Problem to solve:
Rewrite the stretch of the data from the line containing "Bar [645,55,647,285]" through the line containing "Bar [417,243,419,285]", renaming "Bar" to "Column" and leaving everything else unchanged. Give only those lines.

(Items stored from a collection)
▬▬▬

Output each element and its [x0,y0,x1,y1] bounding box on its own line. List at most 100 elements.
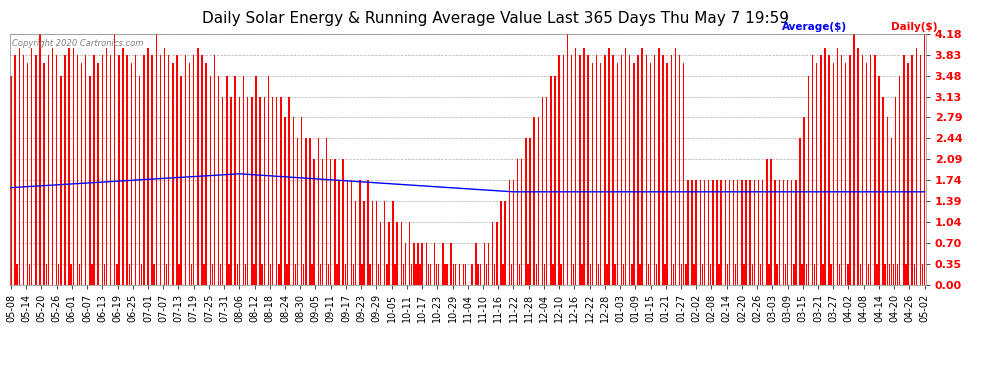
Bar [645,55,647,285]
Bar [226,76,228,285]
Bar [581,264,583,285]
Bar [710,264,712,285]
Bar [55,55,57,285]
Bar [123,48,124,285]
Bar [471,264,472,285]
Bar [762,180,763,285]
Bar [623,264,625,285]
Bar [210,76,211,285]
Bar [666,63,668,285]
Bar [388,222,390,285]
Bar [231,97,232,285]
Bar [212,264,213,285]
Bar [417,243,419,285]
Bar [378,264,379,285]
Bar [411,264,413,285]
Bar [93,55,95,285]
Bar [243,76,245,285]
Bar [155,34,157,285]
Bar [10,76,12,285]
Bar [293,117,294,285]
Bar [893,264,894,285]
Bar [517,159,519,285]
Bar [753,180,755,285]
Bar [191,264,192,285]
Bar [29,264,31,285]
Bar [197,48,199,285]
Bar [318,138,319,285]
Bar [884,264,886,285]
Bar [897,264,898,285]
Bar [766,159,767,285]
Bar [48,55,50,285]
Bar [58,264,59,285]
Bar [672,264,674,285]
Bar [261,264,263,285]
Bar [670,55,672,285]
Bar [579,55,580,285]
Bar [214,55,215,285]
Bar [70,264,72,285]
Bar [64,55,65,285]
Bar [681,264,682,285]
Bar [907,63,909,285]
Bar [135,55,137,285]
Bar [116,264,118,285]
Bar [590,264,591,285]
Bar [903,55,905,285]
Bar [297,138,298,285]
Bar [386,264,387,285]
Bar [452,264,454,285]
Bar [335,159,336,285]
Bar [46,264,47,285]
Bar [749,180,750,285]
Bar [68,48,70,285]
Bar [330,159,332,285]
Bar [642,48,643,285]
Bar [683,63,684,285]
Bar [31,48,33,285]
Bar [787,180,788,285]
Bar [326,138,328,285]
Bar [337,264,338,285]
Bar [608,48,610,285]
Bar [719,264,720,285]
Bar [463,264,464,285]
Bar [185,55,186,285]
Bar [695,180,697,285]
Bar [656,264,657,285]
Bar [438,264,440,285]
Bar [284,117,286,285]
Bar [17,264,18,285]
Bar [735,264,737,285]
Bar [60,76,61,285]
Bar [104,264,105,285]
Bar [106,48,107,285]
Bar [575,48,576,285]
Bar [477,264,479,285]
Bar [475,243,477,285]
Bar [278,264,279,285]
Bar [492,222,493,285]
Bar [91,264,93,285]
Bar [799,138,801,285]
Bar [141,264,143,285]
Bar [868,264,869,285]
Bar [218,76,220,285]
Bar [662,55,663,285]
Bar [552,264,553,285]
Bar [768,264,769,285]
Bar [222,97,224,285]
Bar [793,264,795,285]
Bar [253,264,254,285]
Bar [345,264,346,285]
Bar [833,63,834,285]
Bar [176,55,178,285]
Bar [505,201,506,285]
Bar [649,63,651,285]
Bar [380,222,381,285]
Bar [458,264,460,285]
Bar [352,264,354,285]
Bar [920,55,921,285]
Bar [403,264,404,285]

▬▬▬

Output for this exercise:
Column [645,55,647,285]
Column [226,76,228,285]
Column [581,264,583,285]
Column [710,264,712,285]
Column [55,55,57,285]
Column [123,48,124,285]
Column [471,264,472,285]
Column [762,180,763,285]
Column [623,264,625,285]
Column [210,76,211,285]
Column [666,63,668,285]
Column [388,222,390,285]
Column [231,97,232,285]
Column [212,264,213,285]
Column [417,243,419,285]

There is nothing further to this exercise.